=== STUDY TEXT ===
Segment Open

This week - Martin Robinson gets dewy-eyed over a hardcore manifesto of youth power that never quite got the vote

The Nation Of Ulysses
Plays Pretty For Baby
(Dischord, 1992)


“I’m not talking ’bout a Beatles’ song, written 100 years before I was born/They’re all talking ’bout the round and round, but who’s got the real anti-parent culture sound?”





Three reasons why Nation Of Ulysses are genius: one, they had no respect for their elders (rock legends, parents, seniors); two, they rejected the concept “it’s all about the music, maaan,” by adopting an ideology based around youth as an enlightened state, capable of instigating a social, cultural and style revolution; three, they were really funny.

Led by Ian Svenonius, a sort of Iggy-on-Marx, the band’s lengthy sleevenotes and fanzines declared Ulysses as a White Panther-style youth empowerment organisation. You’d read such things as “The Nation of Ulysses recognizes youth as a class, announces that for political reasons their age will not change from 18, and declares their intent of ‘Total annihilation of the US and all of its weak and infernal pawns’”. You’d also be told to not brush your teeth. They were the sugar-rush Manics, teenage Situationists intent on cola-bombing the Government.

Segment Closed

=== WORK INSTRUCTIONS ===
**1.** From the review of the Nation Of Ulysses album, list the reasons it gives for calling the band genius.
**2.** Write a continuation of the Nation Of Ulysses album review, starting after its final sentence.

=== EXTRACTED DATA ===
Segment Open

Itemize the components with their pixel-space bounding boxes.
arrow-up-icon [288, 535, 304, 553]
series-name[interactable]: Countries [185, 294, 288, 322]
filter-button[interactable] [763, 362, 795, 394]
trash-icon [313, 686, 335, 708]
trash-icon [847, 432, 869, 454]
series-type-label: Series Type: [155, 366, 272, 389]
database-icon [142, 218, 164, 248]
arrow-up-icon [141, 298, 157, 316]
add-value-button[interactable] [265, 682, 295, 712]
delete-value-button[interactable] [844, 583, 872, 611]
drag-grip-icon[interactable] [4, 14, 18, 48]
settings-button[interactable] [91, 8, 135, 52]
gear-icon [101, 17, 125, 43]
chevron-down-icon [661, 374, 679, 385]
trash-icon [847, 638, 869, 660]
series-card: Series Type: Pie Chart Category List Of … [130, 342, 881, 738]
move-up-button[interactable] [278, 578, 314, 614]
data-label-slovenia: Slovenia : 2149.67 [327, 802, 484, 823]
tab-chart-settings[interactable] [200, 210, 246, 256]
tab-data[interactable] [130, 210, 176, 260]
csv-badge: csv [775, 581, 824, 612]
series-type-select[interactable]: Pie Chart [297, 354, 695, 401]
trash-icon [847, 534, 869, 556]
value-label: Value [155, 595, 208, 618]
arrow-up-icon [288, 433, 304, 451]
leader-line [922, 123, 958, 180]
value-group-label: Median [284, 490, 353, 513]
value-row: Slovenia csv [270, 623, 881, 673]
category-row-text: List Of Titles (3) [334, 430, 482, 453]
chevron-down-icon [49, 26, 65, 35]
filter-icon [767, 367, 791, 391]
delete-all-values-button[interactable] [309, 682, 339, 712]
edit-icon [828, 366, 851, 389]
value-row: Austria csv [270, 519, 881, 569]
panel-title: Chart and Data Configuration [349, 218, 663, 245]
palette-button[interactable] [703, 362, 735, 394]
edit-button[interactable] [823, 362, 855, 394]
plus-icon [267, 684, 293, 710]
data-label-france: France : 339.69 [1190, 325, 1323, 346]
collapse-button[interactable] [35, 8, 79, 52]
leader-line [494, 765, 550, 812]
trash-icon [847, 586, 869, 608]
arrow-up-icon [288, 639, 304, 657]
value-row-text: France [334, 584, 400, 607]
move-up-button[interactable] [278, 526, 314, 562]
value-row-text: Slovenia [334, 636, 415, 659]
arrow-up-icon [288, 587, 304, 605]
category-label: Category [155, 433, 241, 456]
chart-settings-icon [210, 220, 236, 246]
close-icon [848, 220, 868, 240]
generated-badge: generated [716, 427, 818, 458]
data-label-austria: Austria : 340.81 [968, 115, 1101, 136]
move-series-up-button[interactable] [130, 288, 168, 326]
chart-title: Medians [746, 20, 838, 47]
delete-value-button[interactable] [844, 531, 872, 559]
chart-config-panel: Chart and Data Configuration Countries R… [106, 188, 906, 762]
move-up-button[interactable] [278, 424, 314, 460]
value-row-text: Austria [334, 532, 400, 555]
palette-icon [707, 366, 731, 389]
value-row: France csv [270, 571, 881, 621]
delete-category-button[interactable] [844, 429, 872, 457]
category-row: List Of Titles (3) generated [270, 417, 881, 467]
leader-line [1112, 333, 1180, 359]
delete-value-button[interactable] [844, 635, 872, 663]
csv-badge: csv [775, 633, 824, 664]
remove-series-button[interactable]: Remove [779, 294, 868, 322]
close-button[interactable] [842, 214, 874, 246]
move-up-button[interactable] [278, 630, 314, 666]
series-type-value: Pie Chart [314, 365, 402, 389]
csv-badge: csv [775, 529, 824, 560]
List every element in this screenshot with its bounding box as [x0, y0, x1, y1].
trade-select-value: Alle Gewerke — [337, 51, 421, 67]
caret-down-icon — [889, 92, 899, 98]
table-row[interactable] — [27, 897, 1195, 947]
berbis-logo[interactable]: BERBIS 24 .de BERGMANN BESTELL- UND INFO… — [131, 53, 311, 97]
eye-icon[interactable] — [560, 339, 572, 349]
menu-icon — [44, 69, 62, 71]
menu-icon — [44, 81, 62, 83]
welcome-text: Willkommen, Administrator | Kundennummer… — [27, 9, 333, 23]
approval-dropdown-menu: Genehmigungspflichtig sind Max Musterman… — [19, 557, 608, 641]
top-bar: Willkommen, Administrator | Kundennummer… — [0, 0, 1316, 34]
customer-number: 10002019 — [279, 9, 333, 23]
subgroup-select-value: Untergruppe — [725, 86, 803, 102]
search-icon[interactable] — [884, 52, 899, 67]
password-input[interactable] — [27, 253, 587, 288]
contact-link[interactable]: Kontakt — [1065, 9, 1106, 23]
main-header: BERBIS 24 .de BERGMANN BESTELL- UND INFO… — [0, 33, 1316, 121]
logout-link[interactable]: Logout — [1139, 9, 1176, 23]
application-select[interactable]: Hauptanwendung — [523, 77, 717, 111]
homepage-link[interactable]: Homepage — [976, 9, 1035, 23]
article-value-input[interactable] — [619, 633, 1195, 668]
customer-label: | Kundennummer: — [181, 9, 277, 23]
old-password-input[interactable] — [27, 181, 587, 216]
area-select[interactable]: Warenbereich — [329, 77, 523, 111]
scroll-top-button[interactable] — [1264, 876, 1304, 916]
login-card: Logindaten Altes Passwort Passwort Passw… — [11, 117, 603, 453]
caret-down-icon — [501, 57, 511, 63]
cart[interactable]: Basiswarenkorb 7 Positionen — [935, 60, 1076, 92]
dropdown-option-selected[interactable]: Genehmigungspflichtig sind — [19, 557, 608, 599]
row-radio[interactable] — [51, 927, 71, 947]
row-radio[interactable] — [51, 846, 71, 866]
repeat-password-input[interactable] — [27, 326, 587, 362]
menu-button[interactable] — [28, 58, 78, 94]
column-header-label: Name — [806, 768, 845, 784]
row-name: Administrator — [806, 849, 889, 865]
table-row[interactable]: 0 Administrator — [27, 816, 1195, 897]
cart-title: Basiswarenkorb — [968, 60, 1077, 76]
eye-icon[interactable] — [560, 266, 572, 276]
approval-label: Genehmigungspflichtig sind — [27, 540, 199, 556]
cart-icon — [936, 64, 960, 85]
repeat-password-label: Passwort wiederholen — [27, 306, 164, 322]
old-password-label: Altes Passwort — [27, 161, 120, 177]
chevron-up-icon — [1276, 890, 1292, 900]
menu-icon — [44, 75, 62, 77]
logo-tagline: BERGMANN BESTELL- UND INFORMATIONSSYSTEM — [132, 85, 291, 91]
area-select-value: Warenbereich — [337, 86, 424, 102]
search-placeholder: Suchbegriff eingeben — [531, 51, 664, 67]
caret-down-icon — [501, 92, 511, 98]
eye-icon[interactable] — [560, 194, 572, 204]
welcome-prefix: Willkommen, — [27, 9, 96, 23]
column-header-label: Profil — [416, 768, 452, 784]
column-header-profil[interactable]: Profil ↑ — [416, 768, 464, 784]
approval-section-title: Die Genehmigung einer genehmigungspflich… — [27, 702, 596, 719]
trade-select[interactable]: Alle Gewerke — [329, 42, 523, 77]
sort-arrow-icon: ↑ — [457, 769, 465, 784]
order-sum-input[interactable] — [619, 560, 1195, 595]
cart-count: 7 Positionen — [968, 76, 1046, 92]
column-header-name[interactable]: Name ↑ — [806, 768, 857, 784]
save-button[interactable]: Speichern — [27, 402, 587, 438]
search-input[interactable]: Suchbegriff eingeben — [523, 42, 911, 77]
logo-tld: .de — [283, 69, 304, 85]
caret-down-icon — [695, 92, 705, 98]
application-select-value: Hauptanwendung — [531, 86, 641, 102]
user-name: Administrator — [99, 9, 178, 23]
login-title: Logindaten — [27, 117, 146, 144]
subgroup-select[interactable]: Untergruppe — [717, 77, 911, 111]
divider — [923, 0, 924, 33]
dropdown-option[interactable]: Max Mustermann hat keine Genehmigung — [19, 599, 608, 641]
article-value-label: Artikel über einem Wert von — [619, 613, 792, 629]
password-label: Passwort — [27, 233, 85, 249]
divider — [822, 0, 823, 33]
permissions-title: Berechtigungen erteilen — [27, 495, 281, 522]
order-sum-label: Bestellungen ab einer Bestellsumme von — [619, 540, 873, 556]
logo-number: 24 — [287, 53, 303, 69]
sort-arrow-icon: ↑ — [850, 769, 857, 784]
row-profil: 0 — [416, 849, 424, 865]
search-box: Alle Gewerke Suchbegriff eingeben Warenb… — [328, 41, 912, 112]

Segment Closed

=== RESPONSES PER TASK ===
**1.**
1. They had no respect for their elders (rock legends, parents, seniors).
2. They rejected the concept "it's all about the music, maaan," by adopting an ideology based around youth as an enlightened state, capable of instigating a social, cultural and style revolution.
3. They were really funny.

**2.**
Oh, and the music was sensational. Their second album ‘Plays Pretty For Baby’ sounds like it was recorded in a front-line trench. Svenonius shrieks and sobs about Nuremburg and cough medicine as incendiary hardcore punk erupts into a jazz mushroom-cloud behind him. ‘Last Train To Cool’ is a theme tune to teenage living death, ‘Shakedown’ a riotous leap out of apathy, ‘Maniac Dragstrip’ a defiant rejection of straights. The album is youth aware it has the power to change everything.

It didn’t, of course. …Ulysses soon split after one member had a kid, but Svenonius later blamed grunge. What if ‘Plays Pretty…’ had the ear of all those disenfranchised kids instead of ‘Nevermind’? Would action have replaced introspection, suits replaced plaid, silliness replaced suicide?

Whatever, this album remains an essential blueprint for young insurrectionaries.